**Part of a data file**:
_____
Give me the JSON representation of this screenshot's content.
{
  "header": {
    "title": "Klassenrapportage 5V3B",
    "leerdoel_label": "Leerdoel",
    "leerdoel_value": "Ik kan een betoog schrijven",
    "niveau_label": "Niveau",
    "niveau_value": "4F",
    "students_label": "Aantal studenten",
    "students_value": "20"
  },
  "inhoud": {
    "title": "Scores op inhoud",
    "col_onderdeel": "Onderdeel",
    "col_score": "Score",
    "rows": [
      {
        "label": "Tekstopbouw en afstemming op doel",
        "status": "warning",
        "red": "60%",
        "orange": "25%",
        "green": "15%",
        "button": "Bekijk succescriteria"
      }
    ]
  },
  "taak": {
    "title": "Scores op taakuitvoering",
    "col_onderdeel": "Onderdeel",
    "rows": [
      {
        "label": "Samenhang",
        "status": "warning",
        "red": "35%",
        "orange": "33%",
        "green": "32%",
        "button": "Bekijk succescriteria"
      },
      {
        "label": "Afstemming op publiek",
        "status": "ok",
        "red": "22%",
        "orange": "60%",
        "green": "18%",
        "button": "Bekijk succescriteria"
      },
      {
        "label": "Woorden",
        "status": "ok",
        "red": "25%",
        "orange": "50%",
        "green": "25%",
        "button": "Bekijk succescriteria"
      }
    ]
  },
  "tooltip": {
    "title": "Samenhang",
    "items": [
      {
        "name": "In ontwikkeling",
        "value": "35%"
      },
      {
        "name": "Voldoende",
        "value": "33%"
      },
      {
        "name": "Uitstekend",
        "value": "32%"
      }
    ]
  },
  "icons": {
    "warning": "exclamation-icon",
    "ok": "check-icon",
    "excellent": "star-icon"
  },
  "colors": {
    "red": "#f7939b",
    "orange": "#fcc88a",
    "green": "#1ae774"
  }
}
_____
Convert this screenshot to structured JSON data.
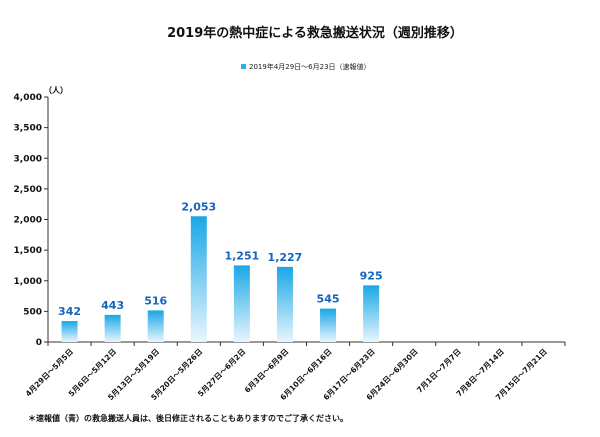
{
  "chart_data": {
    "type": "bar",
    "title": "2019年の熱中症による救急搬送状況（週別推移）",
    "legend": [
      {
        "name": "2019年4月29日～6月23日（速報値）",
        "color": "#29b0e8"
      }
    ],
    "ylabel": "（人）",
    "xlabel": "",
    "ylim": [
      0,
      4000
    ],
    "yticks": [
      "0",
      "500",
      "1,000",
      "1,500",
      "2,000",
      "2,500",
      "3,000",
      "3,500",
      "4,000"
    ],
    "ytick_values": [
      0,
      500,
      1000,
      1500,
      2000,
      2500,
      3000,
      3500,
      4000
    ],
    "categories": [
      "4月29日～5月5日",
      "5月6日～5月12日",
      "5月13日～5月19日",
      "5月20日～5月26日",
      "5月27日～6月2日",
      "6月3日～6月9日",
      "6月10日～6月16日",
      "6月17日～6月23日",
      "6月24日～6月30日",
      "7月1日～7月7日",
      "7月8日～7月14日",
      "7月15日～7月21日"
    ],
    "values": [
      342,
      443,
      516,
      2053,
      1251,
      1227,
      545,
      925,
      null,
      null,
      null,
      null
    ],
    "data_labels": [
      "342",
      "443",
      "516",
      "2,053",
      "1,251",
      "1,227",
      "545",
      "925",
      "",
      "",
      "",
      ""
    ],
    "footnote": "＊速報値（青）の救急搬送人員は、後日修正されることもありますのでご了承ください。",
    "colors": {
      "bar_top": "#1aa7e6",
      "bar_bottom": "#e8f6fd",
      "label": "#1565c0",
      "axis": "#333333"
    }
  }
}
_____
**WHAT YOU WILL DO**:
Look through the entries and work out how many lines have the word "Scores" in them; reply with that number only.

**RESPONSE TO THIS TASK**:
2